Task prompt = State the number of lines that contain the word "องเท", and add nothing else.

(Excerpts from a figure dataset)
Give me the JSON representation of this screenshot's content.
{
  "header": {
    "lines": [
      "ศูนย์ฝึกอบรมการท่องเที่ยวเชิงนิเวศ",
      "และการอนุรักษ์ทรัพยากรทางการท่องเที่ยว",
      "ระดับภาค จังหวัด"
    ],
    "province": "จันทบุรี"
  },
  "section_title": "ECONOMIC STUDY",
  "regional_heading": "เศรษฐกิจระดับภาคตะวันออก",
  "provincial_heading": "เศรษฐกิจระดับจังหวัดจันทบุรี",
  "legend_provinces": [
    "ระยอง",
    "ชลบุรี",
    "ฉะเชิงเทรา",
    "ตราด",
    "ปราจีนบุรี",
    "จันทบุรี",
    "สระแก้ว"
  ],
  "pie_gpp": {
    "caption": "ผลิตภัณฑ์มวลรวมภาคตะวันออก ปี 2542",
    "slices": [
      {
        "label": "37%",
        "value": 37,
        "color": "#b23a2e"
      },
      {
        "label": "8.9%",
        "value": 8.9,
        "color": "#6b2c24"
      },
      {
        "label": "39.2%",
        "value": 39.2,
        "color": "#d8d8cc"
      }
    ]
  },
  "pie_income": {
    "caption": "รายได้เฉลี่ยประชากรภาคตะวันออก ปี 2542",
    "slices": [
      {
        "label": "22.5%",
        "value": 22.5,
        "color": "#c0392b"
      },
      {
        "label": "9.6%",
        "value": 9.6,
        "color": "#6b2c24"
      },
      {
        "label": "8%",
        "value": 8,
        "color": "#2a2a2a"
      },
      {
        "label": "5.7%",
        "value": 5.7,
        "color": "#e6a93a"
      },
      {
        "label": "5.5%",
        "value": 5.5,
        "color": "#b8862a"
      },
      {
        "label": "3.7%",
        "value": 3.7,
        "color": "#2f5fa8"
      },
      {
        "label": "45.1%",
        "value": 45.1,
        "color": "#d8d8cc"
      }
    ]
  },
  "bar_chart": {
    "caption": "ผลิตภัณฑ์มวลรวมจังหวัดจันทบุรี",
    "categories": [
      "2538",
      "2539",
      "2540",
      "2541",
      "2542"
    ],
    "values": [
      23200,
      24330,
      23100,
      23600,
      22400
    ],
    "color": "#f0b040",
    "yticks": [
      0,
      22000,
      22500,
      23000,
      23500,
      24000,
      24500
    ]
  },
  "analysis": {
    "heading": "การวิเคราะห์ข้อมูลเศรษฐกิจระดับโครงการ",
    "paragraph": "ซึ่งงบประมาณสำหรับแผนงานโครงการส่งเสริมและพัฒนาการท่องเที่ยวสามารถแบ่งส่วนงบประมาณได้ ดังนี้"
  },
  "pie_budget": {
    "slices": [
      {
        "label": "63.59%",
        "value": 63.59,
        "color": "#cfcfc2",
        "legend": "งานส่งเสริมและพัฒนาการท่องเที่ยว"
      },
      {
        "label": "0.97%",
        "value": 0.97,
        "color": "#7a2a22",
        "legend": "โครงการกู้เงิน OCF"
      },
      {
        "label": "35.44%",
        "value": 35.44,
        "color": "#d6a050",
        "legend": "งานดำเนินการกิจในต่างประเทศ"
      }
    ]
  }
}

Output for this task = 4